WHAT YOU NEED TO DO | Return all of the data exactly as given.
START GIVEN INFORMATION
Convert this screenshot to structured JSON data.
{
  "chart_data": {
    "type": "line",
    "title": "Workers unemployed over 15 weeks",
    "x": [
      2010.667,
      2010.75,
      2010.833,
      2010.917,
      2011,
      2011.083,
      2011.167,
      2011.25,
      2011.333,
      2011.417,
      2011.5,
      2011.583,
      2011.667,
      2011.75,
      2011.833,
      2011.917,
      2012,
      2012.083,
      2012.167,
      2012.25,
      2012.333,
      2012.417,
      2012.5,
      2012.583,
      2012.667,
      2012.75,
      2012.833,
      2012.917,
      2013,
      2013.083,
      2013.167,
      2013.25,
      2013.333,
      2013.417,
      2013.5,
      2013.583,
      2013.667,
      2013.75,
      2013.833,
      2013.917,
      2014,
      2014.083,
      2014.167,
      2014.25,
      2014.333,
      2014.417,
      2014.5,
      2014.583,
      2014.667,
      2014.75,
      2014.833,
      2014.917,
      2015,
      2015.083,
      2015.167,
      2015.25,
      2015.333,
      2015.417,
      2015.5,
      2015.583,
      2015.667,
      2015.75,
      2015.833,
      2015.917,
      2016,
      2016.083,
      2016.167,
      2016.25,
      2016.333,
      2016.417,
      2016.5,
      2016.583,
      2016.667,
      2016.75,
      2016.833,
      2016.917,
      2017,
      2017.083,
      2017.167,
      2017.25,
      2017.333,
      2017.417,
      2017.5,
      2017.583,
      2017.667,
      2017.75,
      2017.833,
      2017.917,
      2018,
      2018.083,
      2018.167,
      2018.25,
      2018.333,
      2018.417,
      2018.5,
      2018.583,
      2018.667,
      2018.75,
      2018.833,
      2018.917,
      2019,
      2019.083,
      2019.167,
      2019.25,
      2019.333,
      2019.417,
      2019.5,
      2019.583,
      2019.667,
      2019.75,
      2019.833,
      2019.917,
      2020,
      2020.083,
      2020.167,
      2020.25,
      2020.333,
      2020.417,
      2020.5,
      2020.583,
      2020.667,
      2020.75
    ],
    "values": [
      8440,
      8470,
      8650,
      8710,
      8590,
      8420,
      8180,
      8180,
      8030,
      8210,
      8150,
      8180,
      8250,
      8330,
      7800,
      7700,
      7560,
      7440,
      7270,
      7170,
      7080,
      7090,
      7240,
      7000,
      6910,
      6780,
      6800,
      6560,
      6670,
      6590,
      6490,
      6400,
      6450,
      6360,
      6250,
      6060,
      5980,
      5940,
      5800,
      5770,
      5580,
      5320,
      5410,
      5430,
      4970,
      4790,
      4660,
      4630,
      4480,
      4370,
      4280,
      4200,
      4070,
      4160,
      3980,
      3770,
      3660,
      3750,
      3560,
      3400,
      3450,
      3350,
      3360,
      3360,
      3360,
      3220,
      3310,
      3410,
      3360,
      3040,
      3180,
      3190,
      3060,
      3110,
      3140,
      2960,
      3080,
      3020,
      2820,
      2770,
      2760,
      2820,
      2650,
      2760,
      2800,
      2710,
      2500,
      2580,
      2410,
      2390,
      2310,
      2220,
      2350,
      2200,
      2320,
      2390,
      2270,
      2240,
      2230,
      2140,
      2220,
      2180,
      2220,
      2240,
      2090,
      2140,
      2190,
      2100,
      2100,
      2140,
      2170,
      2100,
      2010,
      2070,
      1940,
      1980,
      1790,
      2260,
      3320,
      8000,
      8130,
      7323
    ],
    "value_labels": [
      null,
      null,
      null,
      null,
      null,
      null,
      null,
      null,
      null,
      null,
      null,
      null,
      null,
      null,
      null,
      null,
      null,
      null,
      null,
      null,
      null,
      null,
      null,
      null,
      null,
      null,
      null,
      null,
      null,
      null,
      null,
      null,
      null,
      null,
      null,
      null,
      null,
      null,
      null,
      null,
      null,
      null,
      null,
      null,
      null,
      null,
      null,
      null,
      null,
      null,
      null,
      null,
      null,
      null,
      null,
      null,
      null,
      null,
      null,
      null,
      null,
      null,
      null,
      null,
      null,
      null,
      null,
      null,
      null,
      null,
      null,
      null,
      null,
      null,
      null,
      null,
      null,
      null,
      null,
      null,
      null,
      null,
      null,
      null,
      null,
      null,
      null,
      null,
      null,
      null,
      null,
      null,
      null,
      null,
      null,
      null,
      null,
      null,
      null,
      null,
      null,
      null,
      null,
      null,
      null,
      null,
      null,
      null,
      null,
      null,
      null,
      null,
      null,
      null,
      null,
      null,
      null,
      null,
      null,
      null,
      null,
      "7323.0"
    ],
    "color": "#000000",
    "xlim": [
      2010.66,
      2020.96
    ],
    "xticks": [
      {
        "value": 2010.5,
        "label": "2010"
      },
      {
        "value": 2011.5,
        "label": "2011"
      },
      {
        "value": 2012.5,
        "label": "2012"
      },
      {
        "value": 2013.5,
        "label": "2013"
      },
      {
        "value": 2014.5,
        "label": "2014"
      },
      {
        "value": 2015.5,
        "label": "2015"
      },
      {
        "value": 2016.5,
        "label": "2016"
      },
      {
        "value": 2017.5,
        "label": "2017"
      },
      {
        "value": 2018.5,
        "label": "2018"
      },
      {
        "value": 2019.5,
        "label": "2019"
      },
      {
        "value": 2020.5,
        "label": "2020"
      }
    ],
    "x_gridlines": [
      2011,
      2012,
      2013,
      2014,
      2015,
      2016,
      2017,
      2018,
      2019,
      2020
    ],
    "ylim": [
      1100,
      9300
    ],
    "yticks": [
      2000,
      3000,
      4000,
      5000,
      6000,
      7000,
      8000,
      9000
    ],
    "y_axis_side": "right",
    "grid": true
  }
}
END GIVEN INFORMATION
FINISHED TASK |
Convert this screenshot to structured JSON data.
{
  "chart_data": {
    "type": "line",
    "title": "Workers unemployed over 15 weeks",
    "x": [
      2010.667,
      2010.75,
      2010.833,
      2010.917,
      2011,
      2011.083,
      2011.167,
      2011.25,
      2011.333,
      2011.417,
      2011.5,
      2011.583,
      2011.667,
      2011.75,
      2011.833,
      2011.917,
      2012,
      2012.083,
      2012.167,
      2012.25,
      2012.333,
      2012.417,
      2012.5,
      2012.583,
      2012.667,
      2012.75,
      2012.833,
      2012.917,
      2013,
      2013.083,
      2013.167,
      2013.25,
      2013.333,
      2013.417,
      2013.5,
      2013.583,
      2013.667,
      2013.75,
      2013.833,
      2013.917,
      2014,
      2014.083,
      2014.167,
      2014.25,
      2014.333,
      2014.417,
      2014.5,
      2014.583,
      2014.667,
      2014.75,
      2014.833,
      2014.917,
      2015,
      2015.083,
      2015.167,
      2015.25,
      2015.333,
      2015.417,
      2015.5,
      2015.583,
      2015.667,
      2015.75,
      2015.833,
      2015.917,
      2016,
      2016.083,
      2016.167,
      2016.25,
      2016.333,
      2016.417,
      2016.5,
      2016.583,
      2016.667,
      2016.75,
      2016.833,
      2016.917,
      2017,
      2017.083,
      2017.167,
      2017.25,
      2017.333,
      2017.417,
      2017.5,
      2017.583,
      2017.667,
      2017.75,
      2017.833,
      2017.917,
      2018,
      2018.083,
      2018.167,
      2018.25,
      2018.333,
      2018.417,
      2018.5,
      2018.583,
      2018.667,
      2018.75,
      2018.833,
      2018.917,
      2019,
      2019.083,
      2019.167,
      2019.25,
      2019.333,
      2019.417,
      2019.5,
      2019.583,
      2019.667,
      2019.75,
      2019.833,
      2019.917,
      2020,
      2020.083,
      2020.167,
      2020.25,
      2020.333,
      2020.417,
      2020.5,
      2020.583,
      2020.667,
      2020.75
    ],
    "values": [
      8440,
      8470,
      8650,
      8710,
      8590,
      8420,
      8180,
      8180,
      8030,
      8210,
      8150,
      8180,
      8250,
      8330,
      7800,
      7700,
      7560,
      7440,
      7270,
      7170,
      7080,
      7090,
      7240,
      7000,
      6910,
      6780,
      6800,
      6560,
      6670,
      6590,
      6490,
      6400,
      6450,
      6360,
      6250,
      6060,
      5980,
      5940,
      5800,
      5770,
      5580,
      5320,
      5410,
      5430,
      4970,
      4790,
      4660,
      4630,
      4480,
      4370,
      4280,
      4200,
      4070,
      4160,
      3980,
      3770,
      3660,
      3750,
      3560,
      3400,
      3450,
      3350,
      3360,
      3360,
      3360,
      3220,
      3310,
      3410,
      3360,
      3040,
      3180,
      3190,
      3060,
      3110,
      3140,
      2960,
      3080,
      3020,
      2820,
      2770,
      2760,
      2820,
      2650,
      2760,
      2800,
      2710,
      2500,
      2580,
      2410,
      2390,
      2310,
      2220,
      2350,
      2200,
      2320,
      2390,
      2270,
      2240,
      2230,
      2140,
      2220,
      2180,
      2220,
      2240,
      2090,
      2140,
      2190,
      2100,
      2100,
      2140,
      2170,
      2100,
      2010,
      2070,
      1940,
      1980,
      1790,
      2260,
      3320,
      8000,
      8130,
      7323
    ],
    "value_labels": [
      null,
      null,
      null,
      null,
      null,
      null,
      null,
      null,
      null,
      null,
      null,
      null,
      null,
      null,
      null,
      null,
      null,
      null,
      null,
      null,
      null,
      null,
      null,
      null,
      null,
      null,
      null,
      null,
      null,
      null,
      null,
      null,
      null,
      null,
      null,
      null,
      null,
      null,
      null,
      null,
      null,
      null,
      null,
      null,
      null,
      null,
      null,
      null,
      null,
      null,
      null,
      null,
      null,
      null,
      null,
      null,
      null,
      null,
      null,
      null,
      null,
      null,
      null,
      null,
      null,
      null,
      null,
      null,
      null,
      null,
      null,
      null,
      null,
      null,
      null,
      null,
      null,
      null,
      null,
      null,
      null,
      null,
      null,
      null,
      null,
      null,
      null,
      null,
      null,
      null,
      null,
      null,
      null,
      null,
      null,
      null,
      null,
      null,
      null,
      null,
      null,
      null,
      null,
      null,
      null,
      null,
      null,
      null,
      null,
      null,
      null,
      null,
      null,
      null,
      null,
      null,
      null,
      null,
      null,
      null,
      null,
      "7323.0"
    ],
    "color": "#000000",
    "xlim": [
      2010.66,
      2020.96
    ],
    "xticks": [
      {
        "value": 2010.5,
        "label": "2010"
      },
      {
        "value": 2011.5,
        "label": "2011"
      },
      {
        "value": 2012.5,
        "label": "2012"
      },
      {
        "value": 2013.5,
        "label": "2013"
      },
      {
        "value": 2014.5,
        "label": "2014"
      },
      {
        "value": 2015.5,
        "label": "2015"
      },
      {
        "value": 2016.5,
        "label": "2016"
      },
      {
        "value": 2017.5,
        "label": "2017"
      },
      {
        "value": 2018.5,
        "label": "2018"
      },
      {
        "value": 2019.5,
        "label": "2019"
      },
      {
        "value": 2020.5,
        "label": "2020"
      }
    ],
    "x_gridlines": [
      2011,
      2012,
      2013,
      2014,
      2015,
      2016,
      2017,
      2018,
      2019,
      2020
    ],
    "ylim": [
      1100,
      9300
    ],
    "yticks": [
      2000,
      3000,
      4000,
      5000,
      6000,
      7000,
      8000,
      9000
    ],
    "y_axis_side": "right",
    "grid": true
  }
}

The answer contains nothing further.